§ **Your instructions**
Copy each line holding the string "icon".

Saved entries:

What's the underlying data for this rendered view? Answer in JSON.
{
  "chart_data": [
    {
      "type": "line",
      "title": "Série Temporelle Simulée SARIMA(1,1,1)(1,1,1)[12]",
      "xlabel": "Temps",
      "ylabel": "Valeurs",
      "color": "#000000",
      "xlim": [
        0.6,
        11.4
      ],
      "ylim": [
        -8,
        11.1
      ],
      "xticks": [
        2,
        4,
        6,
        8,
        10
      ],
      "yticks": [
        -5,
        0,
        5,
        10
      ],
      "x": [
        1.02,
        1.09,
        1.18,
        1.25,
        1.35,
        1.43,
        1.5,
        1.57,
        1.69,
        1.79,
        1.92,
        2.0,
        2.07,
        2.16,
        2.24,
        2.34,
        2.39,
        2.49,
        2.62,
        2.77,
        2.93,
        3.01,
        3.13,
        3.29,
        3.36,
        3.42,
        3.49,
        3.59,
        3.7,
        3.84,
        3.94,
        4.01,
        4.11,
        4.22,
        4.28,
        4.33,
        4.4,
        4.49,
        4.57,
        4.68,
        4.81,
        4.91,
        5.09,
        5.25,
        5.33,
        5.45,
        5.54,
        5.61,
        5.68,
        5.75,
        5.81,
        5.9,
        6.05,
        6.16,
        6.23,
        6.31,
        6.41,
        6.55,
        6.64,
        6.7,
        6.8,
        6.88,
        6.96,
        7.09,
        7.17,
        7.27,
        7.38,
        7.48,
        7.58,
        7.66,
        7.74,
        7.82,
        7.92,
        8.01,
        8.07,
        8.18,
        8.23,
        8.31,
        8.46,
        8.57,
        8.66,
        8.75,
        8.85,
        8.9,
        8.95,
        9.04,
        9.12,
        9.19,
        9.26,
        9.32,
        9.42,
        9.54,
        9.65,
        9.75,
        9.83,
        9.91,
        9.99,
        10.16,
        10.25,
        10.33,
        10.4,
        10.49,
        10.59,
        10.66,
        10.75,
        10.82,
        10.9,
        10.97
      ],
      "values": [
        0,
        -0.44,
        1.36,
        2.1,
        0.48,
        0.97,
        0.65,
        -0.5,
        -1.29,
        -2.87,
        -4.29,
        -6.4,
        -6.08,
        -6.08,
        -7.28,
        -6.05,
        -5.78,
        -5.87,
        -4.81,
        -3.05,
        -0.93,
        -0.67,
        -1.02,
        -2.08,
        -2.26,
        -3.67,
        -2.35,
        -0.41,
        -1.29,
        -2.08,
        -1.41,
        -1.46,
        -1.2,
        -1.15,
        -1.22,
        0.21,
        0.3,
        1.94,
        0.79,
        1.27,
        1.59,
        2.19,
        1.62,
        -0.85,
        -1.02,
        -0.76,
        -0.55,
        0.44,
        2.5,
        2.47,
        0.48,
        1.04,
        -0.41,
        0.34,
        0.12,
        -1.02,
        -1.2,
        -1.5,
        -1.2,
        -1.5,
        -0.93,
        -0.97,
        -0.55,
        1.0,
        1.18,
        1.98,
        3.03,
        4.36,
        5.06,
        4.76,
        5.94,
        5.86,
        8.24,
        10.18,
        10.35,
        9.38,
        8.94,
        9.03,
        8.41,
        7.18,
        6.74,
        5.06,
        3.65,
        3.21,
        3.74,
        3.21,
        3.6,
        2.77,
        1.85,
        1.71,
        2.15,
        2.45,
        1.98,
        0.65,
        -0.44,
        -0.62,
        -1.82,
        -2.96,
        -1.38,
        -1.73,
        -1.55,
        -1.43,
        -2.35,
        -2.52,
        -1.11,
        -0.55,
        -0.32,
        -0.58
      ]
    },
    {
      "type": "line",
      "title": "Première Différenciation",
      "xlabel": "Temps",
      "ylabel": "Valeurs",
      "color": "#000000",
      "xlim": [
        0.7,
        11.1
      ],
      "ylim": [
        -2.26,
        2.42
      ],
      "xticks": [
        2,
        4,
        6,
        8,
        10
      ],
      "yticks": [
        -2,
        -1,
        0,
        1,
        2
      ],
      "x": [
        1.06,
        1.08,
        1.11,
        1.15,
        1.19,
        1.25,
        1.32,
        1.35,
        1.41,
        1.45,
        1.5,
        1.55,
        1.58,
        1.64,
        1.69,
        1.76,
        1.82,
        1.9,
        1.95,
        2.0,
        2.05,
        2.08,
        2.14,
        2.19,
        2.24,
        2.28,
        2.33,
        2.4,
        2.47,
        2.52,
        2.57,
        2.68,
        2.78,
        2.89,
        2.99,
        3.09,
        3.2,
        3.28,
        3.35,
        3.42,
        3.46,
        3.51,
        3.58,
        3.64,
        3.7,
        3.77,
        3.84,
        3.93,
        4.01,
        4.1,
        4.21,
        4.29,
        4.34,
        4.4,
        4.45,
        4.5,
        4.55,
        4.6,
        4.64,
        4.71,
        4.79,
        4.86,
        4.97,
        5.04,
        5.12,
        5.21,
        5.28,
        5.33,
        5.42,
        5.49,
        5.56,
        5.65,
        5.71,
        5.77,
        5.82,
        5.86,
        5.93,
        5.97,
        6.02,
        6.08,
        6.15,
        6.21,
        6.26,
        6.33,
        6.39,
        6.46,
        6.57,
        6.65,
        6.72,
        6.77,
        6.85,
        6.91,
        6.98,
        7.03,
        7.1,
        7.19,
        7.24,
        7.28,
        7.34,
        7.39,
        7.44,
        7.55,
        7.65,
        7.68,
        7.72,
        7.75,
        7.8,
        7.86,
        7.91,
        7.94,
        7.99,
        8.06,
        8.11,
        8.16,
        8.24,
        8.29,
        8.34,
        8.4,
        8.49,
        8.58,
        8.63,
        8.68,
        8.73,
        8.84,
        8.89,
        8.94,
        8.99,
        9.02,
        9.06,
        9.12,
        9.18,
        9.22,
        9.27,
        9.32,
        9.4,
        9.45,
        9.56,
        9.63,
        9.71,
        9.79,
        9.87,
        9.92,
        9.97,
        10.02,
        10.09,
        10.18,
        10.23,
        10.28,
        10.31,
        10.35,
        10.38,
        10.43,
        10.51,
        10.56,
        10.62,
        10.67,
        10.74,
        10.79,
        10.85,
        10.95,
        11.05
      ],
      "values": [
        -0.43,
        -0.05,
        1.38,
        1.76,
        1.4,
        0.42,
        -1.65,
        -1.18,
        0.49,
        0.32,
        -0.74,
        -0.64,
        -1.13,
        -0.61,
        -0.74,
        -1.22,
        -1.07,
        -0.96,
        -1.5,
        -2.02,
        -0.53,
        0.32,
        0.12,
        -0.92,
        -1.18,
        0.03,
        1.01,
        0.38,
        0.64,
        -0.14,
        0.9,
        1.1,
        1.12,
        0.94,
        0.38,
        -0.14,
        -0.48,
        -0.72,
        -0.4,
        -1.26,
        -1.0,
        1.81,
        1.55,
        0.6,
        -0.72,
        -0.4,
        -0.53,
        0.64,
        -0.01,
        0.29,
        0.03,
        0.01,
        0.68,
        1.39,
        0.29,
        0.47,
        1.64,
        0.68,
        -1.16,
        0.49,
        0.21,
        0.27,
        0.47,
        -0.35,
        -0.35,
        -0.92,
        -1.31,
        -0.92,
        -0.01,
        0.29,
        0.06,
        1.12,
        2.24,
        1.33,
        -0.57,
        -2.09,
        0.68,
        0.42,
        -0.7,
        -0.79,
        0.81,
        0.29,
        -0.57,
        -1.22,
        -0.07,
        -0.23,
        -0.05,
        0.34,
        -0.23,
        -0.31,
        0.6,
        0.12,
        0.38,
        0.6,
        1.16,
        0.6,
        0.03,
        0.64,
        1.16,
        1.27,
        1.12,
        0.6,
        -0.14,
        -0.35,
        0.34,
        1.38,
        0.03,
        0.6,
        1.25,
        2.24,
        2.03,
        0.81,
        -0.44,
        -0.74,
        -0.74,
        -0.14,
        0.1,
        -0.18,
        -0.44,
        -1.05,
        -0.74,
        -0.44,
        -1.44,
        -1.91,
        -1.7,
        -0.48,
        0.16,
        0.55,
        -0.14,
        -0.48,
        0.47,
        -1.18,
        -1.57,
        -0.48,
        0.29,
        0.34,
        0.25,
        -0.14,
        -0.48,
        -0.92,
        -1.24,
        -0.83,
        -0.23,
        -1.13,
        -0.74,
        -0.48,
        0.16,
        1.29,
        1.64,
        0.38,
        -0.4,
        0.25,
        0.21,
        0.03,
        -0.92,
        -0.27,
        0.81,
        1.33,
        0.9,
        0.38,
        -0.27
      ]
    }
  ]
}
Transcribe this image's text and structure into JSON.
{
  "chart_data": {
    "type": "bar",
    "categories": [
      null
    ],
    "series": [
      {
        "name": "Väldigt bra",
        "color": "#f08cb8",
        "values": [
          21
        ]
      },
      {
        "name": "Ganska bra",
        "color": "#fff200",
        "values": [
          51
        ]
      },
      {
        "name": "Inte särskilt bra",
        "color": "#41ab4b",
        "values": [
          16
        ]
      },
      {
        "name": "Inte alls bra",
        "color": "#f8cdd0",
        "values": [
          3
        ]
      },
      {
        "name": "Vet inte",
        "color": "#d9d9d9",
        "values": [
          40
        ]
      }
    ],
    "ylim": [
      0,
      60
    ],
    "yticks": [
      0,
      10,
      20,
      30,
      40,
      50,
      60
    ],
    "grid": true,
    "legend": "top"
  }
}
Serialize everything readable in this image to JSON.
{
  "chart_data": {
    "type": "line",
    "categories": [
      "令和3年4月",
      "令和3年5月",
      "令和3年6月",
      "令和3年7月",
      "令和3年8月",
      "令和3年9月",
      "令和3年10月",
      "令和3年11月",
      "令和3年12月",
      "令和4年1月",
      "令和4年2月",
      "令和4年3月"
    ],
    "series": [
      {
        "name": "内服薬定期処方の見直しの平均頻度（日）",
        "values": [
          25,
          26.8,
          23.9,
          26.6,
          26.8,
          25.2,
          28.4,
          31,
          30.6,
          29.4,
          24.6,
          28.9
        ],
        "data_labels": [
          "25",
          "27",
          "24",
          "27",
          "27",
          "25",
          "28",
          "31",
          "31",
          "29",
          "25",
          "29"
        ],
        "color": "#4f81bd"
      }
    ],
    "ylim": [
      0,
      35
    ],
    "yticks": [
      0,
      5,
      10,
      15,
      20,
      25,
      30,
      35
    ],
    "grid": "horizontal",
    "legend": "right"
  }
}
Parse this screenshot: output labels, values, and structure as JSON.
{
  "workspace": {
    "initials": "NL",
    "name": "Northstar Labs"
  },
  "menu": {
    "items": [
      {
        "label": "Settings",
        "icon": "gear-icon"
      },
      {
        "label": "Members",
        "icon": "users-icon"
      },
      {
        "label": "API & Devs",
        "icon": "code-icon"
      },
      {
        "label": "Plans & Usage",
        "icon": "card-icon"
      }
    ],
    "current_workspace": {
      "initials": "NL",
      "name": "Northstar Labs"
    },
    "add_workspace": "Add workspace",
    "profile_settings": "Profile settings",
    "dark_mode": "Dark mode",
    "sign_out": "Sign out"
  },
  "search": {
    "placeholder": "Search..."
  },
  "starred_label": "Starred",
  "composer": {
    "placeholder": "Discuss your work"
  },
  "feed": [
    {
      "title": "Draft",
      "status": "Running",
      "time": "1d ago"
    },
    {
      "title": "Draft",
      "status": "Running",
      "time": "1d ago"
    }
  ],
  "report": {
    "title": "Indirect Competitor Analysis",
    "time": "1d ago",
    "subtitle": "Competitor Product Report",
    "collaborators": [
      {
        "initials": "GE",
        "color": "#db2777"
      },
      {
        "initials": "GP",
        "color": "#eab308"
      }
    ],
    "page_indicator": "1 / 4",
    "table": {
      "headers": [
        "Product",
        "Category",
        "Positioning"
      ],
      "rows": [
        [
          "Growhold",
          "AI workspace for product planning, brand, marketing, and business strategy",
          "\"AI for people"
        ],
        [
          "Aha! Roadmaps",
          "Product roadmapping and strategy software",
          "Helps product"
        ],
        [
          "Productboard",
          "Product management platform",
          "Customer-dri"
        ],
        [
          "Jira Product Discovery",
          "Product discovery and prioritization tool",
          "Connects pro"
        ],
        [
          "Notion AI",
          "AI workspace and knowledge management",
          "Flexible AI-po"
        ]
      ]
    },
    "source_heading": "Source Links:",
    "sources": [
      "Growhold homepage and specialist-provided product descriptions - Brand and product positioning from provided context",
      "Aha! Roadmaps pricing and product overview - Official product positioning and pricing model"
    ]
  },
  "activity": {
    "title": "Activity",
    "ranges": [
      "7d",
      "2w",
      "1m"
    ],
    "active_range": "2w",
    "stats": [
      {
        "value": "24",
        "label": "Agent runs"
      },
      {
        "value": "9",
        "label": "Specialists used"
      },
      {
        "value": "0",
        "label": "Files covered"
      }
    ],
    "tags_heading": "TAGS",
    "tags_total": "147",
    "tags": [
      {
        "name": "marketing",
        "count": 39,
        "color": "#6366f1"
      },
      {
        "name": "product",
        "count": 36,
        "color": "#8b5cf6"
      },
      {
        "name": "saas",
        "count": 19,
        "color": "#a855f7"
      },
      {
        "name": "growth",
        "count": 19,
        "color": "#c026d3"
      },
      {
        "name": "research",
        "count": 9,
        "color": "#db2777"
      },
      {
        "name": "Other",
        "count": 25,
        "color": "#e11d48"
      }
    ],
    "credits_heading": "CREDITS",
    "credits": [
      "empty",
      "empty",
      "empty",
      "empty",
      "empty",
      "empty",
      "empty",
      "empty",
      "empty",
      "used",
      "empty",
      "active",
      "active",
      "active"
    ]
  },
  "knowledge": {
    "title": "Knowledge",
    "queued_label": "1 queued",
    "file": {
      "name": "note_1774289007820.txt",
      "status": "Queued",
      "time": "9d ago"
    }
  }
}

§ **Response to the task**
        "icon": "gear-icon"
        "icon": "users-icon"
        "icon": "code-icon"
        "icon": "card-icon"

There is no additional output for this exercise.